* begin Entries provided *
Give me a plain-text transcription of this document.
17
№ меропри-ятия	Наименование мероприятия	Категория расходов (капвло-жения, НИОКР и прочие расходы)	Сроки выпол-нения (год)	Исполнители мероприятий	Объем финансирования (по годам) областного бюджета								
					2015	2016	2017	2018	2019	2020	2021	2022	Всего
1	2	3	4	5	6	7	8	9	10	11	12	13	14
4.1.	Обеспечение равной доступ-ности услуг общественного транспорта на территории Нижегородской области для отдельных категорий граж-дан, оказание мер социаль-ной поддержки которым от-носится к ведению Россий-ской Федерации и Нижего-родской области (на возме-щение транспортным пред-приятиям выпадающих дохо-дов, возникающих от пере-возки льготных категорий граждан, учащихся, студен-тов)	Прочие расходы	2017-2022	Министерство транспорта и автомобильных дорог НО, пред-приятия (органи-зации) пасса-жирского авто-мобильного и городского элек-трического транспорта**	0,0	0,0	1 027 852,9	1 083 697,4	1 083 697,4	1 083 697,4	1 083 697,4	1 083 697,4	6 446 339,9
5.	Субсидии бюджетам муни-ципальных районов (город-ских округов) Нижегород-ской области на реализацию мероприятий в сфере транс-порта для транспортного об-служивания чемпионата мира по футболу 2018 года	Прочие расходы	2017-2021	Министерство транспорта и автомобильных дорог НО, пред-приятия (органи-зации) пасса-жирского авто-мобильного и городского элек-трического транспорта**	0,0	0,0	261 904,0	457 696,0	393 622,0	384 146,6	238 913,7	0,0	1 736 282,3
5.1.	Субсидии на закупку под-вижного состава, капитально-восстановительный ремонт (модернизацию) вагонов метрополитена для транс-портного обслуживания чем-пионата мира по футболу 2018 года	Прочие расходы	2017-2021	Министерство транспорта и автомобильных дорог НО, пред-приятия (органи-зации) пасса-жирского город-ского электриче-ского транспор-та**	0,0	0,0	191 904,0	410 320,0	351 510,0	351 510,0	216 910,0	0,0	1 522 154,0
* end Entries provided *
Work to complete – Write out all the entries exactly.

Final answer –
Give me a plain-text transcription of this document.
17
№ меропри-ятия	Наименование мероприятия	Категория расходов (капвло-жения, НИОКР и прочие расходы)	Сроки выпол-нения (год)	Исполнители мероприятий	Объем финансирования (по годам) областного бюджета								
					2015	2016	2017	2018	2019	2020	2021	2022	Всего
1	2	3	4	5	6	7	8	9	10	11	12	13	14
4.1.	Обеспечение равной доступ-ности услуг общественного транспорта на территории Нижегородской области для отдельных категорий граж-дан, оказание мер социаль-ной поддержки которым от-носится к ведению Россий-ской Федерации и Нижего-родской области (на возме-щение транспортным пред-приятиям выпадающих дохо-дов, возникающих от пере-возки льготных категорий граждан, учащихся, студен-тов)	Прочие расходы	2017-2022	Министерство транспорта и автомобильных дорог НО, пред-приятия (органи-зации) пасса-жирского авто-мобильного и городского элек-трического транспорта**	0,0	0,0	1 027 852,9	1 083 697,4	1 083 697,4	1 083 697,4	1 083 697,4	1 083 697,4	6 446 339,9
5.	Субсидии бюджетам муни-ципальных районов (город-ских округов) Нижегород-ской области на реализацию мероприятий в сфере транс-порта для транспортного об-служивания чемпионата мира по футболу 2018 года	Прочие расходы	2017-2021	Министерство транспорта и автомобильных дорог НО, пред-приятия (органи-зации) пасса-жирского авто-мобильного и городского элек-трического транспорта**	0,0	0,0	261 904,0	457 696,0	393 622,0	384 146,6	238 913,7	0,0	1 736 282,3
5.1.	Субсидии на закупку под-вижного состава, капитально-восстановительный ремонт (модернизацию) вагонов метрополитена для транс-портного обслуживания чем-пионата мира по футболу 2018 года	Прочие расходы	2017-2021	Министерство транспорта и автомобильных дорог НО, пред-приятия (органи-зации) пасса-жирского город-ского электриче-ского транспор-та**	0,0	0,0	191 904,0	410 320,0	351 510,0	351 510,0	216 910,0	0,0	1 522 154,0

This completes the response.